- Work to do -
Spot each line in the records below where the word "entre" occurs, then copy it.

[Lines of data]
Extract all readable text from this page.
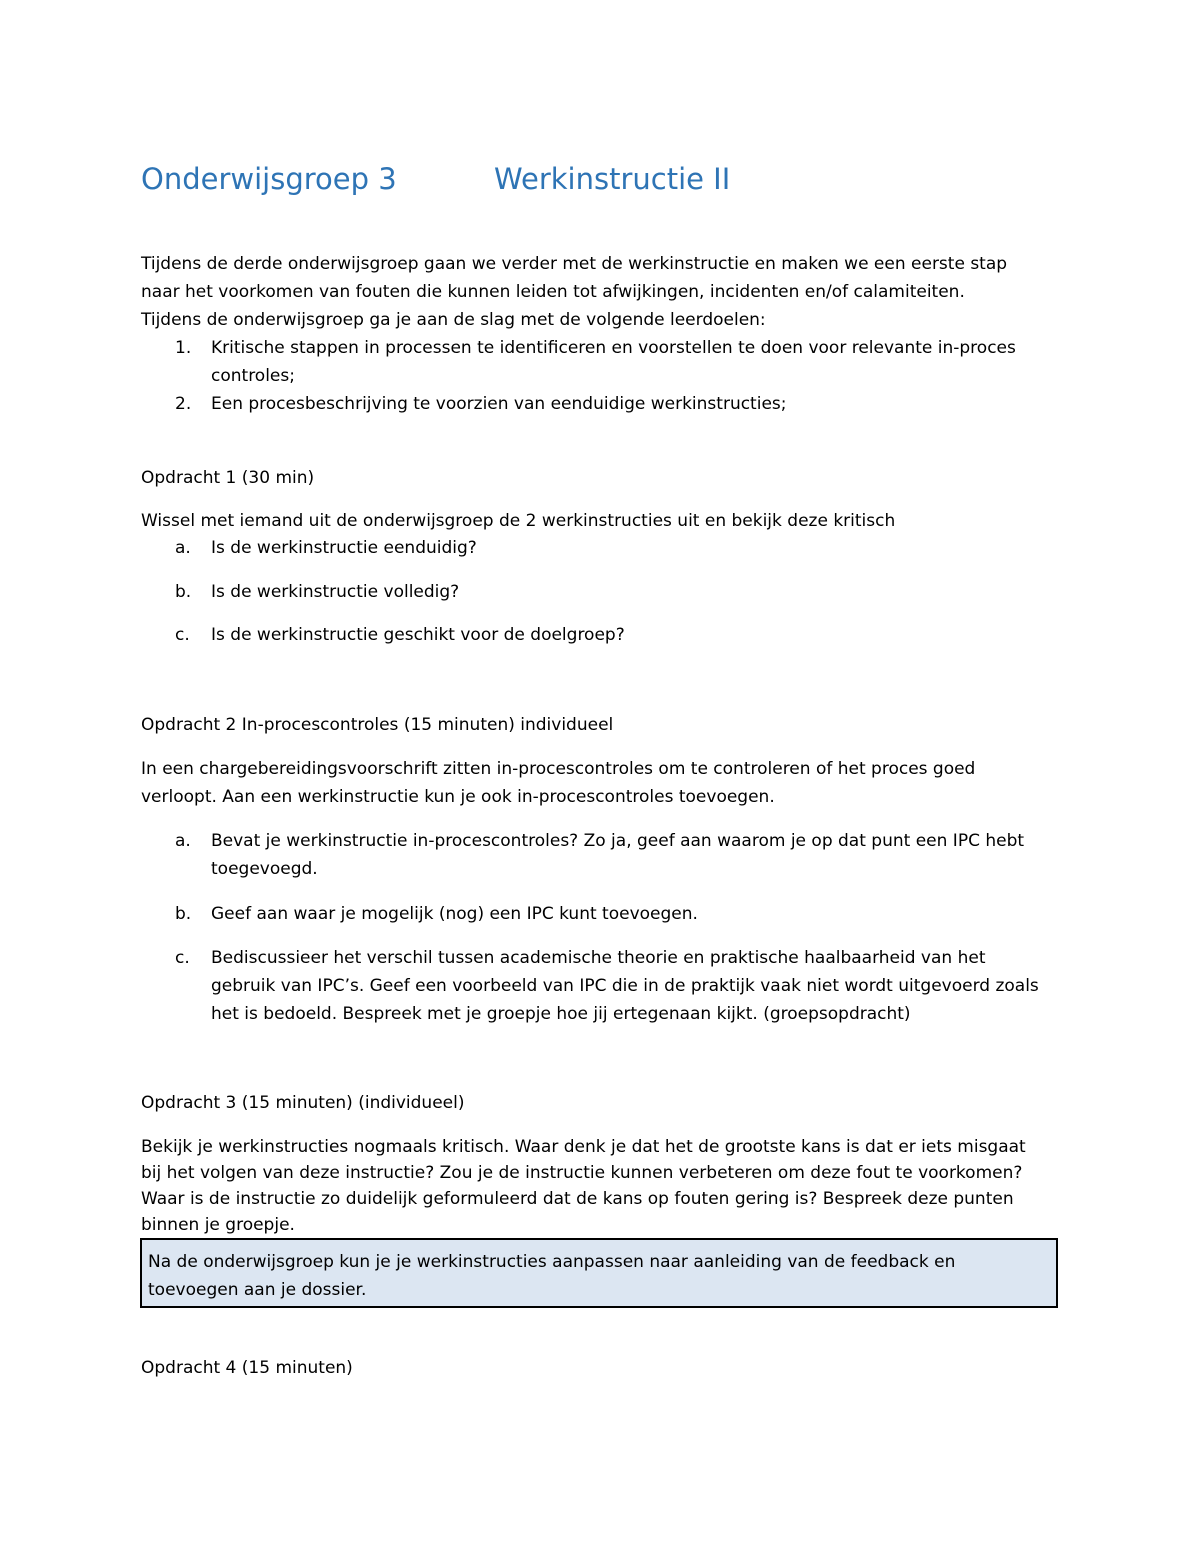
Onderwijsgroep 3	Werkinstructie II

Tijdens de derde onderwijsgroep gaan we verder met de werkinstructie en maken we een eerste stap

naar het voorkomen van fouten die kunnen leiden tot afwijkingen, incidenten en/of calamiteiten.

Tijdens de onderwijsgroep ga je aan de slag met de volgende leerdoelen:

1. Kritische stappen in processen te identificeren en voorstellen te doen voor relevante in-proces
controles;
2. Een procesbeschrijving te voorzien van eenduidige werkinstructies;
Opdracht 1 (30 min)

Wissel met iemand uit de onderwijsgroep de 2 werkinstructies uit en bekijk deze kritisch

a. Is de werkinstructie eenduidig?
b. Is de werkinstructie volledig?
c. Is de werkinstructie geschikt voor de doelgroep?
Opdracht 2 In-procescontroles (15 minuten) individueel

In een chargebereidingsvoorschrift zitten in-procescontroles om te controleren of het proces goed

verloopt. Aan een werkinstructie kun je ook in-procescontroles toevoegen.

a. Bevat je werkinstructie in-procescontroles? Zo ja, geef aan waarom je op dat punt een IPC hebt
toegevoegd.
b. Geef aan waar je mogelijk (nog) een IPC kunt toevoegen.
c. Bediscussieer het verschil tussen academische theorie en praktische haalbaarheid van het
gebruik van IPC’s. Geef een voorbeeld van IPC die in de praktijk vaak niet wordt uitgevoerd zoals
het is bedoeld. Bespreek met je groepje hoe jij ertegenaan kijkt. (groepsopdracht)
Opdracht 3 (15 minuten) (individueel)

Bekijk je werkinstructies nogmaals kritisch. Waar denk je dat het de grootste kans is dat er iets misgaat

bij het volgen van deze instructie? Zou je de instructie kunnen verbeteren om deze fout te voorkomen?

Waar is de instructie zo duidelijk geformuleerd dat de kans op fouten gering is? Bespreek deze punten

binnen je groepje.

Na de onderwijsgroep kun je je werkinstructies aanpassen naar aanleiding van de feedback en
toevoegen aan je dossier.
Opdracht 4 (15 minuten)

...

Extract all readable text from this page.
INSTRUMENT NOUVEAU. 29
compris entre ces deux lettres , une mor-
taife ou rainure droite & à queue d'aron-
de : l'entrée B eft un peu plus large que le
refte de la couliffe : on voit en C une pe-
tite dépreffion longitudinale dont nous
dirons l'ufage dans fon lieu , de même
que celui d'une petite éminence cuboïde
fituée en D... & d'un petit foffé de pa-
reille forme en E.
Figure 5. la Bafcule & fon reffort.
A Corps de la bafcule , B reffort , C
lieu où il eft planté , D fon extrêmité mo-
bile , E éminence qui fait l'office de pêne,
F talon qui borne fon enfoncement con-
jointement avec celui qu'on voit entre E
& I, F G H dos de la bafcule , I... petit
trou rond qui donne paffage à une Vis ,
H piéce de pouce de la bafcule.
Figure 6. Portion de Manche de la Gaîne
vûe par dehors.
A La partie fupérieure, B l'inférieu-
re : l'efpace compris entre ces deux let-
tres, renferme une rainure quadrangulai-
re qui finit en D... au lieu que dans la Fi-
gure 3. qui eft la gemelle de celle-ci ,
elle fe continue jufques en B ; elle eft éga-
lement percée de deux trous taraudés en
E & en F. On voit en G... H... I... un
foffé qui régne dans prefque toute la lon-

---

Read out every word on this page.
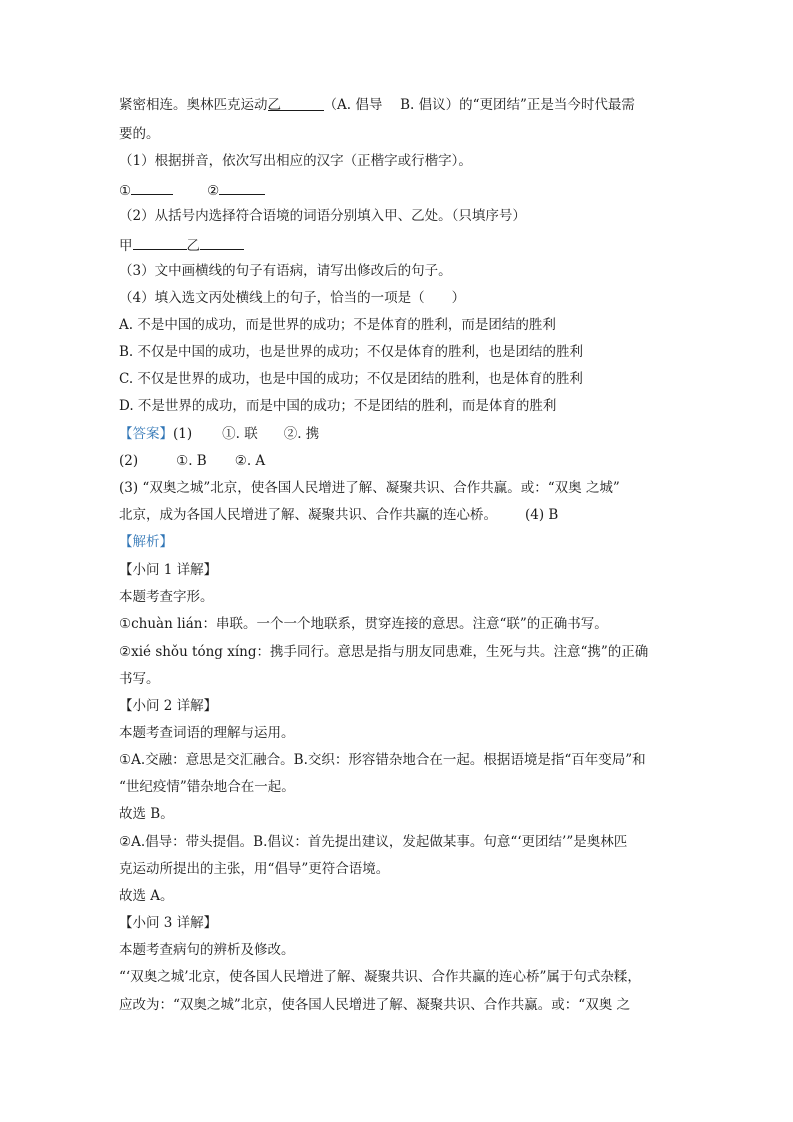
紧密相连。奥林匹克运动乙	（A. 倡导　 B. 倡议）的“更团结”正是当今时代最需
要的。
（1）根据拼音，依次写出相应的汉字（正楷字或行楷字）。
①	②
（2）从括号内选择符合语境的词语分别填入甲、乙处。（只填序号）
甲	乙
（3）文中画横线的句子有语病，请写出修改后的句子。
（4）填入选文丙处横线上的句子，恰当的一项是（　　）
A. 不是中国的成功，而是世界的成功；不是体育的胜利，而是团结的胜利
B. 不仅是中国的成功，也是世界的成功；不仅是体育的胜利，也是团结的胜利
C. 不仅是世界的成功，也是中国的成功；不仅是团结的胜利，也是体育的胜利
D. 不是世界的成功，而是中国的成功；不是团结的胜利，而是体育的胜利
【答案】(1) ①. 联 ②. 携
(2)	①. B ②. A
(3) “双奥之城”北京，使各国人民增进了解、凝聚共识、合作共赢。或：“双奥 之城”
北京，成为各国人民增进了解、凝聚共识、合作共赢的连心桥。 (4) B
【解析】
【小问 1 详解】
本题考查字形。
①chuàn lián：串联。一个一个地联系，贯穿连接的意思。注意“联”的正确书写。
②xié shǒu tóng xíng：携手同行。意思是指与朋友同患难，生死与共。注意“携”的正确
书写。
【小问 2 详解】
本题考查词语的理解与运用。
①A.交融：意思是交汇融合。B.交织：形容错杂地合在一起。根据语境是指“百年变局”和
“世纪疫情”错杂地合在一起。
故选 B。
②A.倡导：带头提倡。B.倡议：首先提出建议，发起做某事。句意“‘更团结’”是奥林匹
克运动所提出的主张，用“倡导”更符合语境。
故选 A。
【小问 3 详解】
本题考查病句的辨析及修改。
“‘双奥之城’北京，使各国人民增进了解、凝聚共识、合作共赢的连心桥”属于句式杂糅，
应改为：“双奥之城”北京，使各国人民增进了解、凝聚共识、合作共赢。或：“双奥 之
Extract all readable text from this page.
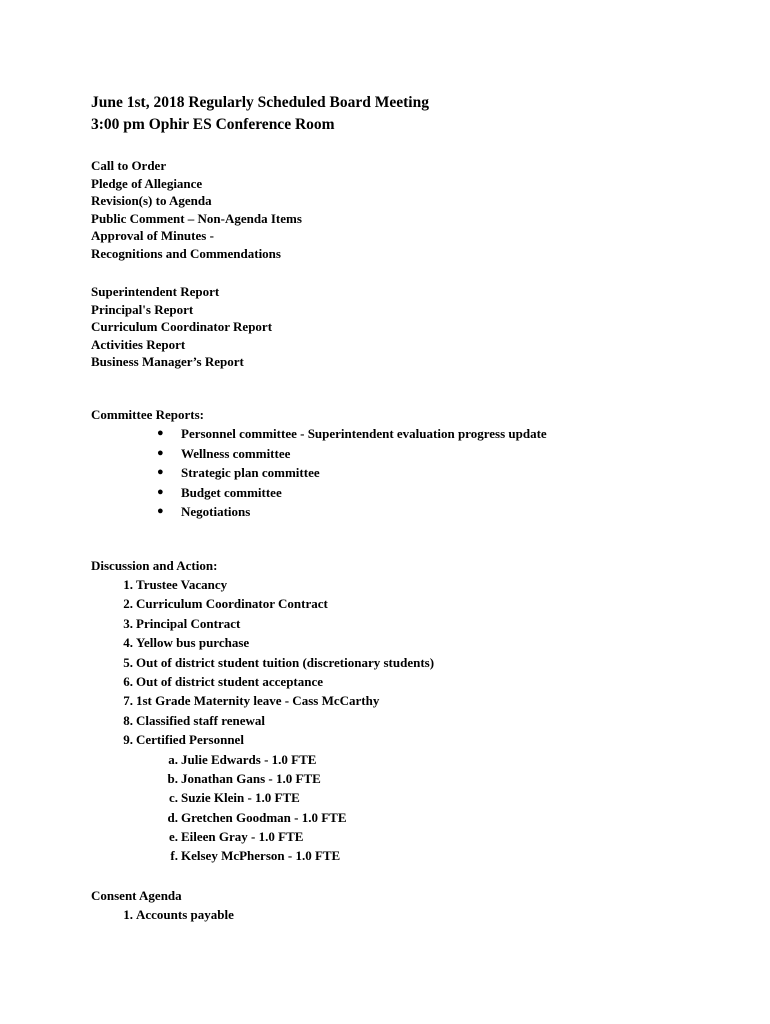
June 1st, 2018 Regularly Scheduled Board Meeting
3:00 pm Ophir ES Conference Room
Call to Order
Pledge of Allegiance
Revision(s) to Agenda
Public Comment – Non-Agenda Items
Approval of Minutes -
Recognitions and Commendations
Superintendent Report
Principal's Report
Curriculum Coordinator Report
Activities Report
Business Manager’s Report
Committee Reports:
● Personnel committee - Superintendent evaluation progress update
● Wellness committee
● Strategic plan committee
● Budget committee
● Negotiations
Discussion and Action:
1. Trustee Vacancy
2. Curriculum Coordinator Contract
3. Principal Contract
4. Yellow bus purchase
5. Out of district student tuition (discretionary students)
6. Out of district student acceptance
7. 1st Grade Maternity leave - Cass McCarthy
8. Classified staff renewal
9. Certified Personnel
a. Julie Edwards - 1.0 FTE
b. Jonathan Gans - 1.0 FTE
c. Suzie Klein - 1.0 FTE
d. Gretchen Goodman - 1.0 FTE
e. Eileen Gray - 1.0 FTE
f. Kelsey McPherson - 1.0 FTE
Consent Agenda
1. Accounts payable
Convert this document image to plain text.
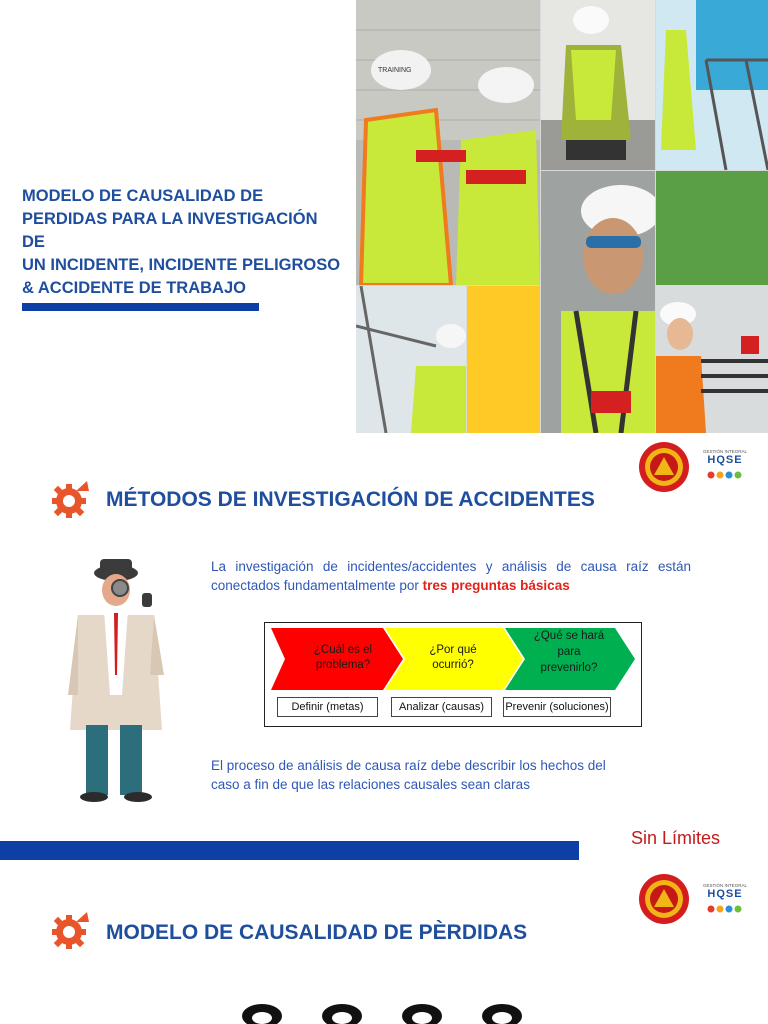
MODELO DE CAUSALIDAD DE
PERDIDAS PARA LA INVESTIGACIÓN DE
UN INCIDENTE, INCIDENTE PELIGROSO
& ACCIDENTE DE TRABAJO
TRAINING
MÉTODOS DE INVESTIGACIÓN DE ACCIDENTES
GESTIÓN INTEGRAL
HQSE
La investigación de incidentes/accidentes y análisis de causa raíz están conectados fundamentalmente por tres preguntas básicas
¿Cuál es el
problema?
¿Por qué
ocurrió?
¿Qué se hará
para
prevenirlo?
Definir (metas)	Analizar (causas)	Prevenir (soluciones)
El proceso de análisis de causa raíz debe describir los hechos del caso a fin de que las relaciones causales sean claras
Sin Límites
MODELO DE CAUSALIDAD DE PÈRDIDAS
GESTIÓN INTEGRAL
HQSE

- Task result -
compris entre ces deux lettres , une mor-
jointement avec celui qu'on voit entre E
re : l'efpace compris entre ces deux let-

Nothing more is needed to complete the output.